**Extrait cité:**
Le Rio Bravo / Rio Grande n'est pas un long fleuve tranquille. Portrait photographique d'un cours d'eau mythique par l'Américaine Zoe Leonard. Jusqu'au 29 janvier 2023.

Article rédigé par Valérie Oddos
France Télévisions - Rédaction Culture
Publié
Temps de lecture : 4 min
Zoe Leonard "Al río / To the River", 2016–2022, Epreuves gélatino-argentiques, tirages C-print, impressions jet d’encre, Courtesy l’artiste, Galerie Gisela Capitain et Hauser & Wirth. La production de l’oeuvre a bénéficié du soutien du Mudam Luxembourg – Musée d’Art Moderne Grand-DucJean, le Museum of Contemporary Art Australia, de la Graham Foundation for Advanced Studies in the Fine Arts, de la John Simon Guggenheim Memorial Foundation, de la Galerie Gisela Capitain et de Hauser & Wirth (© Zoe Leonard)

**Consigne A:** Selon l'extrait cité, par qui l'article a-t-il été rédigé ?
**Consigne B:** Mettez à jour l'extrait cité de « Article rédigé par » à « (© Zoe Leonard) », en remplaçant « 4 min » par « 6 min ».
**Consigne C:** Indiquez si chacune des affirmations suivantes est conforme à l'extrait cité, en répondant par oui ou par non et en citant les mots décisifs : (i) le portrait photographique est consacré au Rio Bravo / Rio Grande ; (ii) Zoe Leonard est de nationalité française ; (iii) la production de l'œuvre a bénéficié du soutien du Mudam Luxembourg.
Les données présentées ensuite proviennent d'une autre source.

**Données fournies:**
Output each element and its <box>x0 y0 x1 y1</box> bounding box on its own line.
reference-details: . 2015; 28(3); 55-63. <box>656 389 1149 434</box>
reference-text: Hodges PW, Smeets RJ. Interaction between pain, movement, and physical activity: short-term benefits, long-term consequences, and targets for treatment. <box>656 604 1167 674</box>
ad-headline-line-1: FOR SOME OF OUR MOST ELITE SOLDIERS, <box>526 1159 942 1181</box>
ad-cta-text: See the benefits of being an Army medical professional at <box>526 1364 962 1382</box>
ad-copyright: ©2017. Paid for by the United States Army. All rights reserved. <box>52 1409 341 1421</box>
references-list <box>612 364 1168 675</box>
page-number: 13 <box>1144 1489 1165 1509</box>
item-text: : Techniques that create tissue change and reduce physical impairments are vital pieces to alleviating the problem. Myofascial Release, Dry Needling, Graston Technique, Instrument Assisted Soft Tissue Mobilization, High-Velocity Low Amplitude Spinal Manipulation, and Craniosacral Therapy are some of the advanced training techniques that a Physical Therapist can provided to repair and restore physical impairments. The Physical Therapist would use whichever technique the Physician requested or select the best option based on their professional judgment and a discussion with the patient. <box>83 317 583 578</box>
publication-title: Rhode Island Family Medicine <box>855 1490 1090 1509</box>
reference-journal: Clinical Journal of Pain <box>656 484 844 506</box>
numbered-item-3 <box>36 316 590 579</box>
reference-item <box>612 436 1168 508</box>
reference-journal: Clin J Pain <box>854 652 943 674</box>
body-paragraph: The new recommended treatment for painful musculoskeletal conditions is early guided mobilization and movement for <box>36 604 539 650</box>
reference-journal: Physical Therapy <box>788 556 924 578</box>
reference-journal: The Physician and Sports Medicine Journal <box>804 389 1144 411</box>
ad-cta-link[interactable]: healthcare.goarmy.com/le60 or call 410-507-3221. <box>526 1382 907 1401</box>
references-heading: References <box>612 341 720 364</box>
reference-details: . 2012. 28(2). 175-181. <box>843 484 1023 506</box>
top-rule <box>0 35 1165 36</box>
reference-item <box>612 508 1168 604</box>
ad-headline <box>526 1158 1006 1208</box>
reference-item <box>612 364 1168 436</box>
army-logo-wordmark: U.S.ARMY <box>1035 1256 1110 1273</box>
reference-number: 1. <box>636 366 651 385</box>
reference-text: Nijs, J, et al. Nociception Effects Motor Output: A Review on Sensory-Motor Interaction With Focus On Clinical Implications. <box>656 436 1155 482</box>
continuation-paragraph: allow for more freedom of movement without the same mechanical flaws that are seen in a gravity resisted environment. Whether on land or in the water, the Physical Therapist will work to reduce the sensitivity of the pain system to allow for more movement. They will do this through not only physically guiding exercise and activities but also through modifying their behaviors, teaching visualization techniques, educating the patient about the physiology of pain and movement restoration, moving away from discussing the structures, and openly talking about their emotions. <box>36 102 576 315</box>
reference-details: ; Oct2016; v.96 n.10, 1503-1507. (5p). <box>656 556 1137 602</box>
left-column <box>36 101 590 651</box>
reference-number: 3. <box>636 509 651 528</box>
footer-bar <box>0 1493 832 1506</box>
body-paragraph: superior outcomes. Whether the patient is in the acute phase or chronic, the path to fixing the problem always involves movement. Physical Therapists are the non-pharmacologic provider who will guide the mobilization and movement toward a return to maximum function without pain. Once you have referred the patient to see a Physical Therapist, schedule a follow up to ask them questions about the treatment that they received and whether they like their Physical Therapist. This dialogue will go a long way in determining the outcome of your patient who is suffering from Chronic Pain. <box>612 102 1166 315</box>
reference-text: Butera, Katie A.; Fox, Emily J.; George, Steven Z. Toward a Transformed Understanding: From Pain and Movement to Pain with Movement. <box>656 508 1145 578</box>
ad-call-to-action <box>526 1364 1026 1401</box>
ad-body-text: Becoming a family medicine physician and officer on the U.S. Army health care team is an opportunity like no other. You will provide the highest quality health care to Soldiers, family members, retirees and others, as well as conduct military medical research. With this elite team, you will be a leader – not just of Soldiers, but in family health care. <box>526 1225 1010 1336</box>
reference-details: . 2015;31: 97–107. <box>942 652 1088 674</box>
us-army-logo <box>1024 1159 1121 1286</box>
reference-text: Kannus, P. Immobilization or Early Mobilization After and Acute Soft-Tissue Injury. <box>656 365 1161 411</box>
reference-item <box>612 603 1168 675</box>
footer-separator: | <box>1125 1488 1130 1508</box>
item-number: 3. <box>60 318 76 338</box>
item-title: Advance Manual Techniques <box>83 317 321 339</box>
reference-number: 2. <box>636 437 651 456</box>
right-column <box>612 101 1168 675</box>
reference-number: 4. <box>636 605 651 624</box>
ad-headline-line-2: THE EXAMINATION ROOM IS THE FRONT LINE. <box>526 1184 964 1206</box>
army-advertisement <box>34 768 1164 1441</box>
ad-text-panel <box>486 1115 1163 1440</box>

**Réponse finale A:** Valérie Oddos

**Réponse finale B:**
Article rédigé par Valérie Oddos
France Télévisions - Rédaction Culture
Publié
Temps de lecture : 6 min
Zoe Leonard "Al río / To the River", 2016–2022, Epreuves gélatino-argentiques, tirages C-print, impressions jet d’encre, Courtesy l’artiste, Galerie Gisela Capitain et Hauser & Wirth. La production de l’oeuvre a bénéficié du soutien du Mudam Luxembourg – Musée d’Art Moderne Grand-DucJean, le Museum of Contemporary Art Australia, de la Graham Foundation for Advanced Studies in the Fine Arts, de la John Simon Guggenheim Memorial Foundation, de la Galerie Gisela Capitain et de Hauser & Wirth (© Zoe Leonard)

**Réponse finale C:**
(i) Oui : « Le Rio Bravo / Rio Grande n'est pas un long fleuve tranquille. Portrait photographique d'un cours d'eau mythique »
(ii) Non : « l'Américaine Zoe Leonard »
(iii) Oui : « La production de l’oeuvre a bénéficié du soutien du Mudam Luxembourg »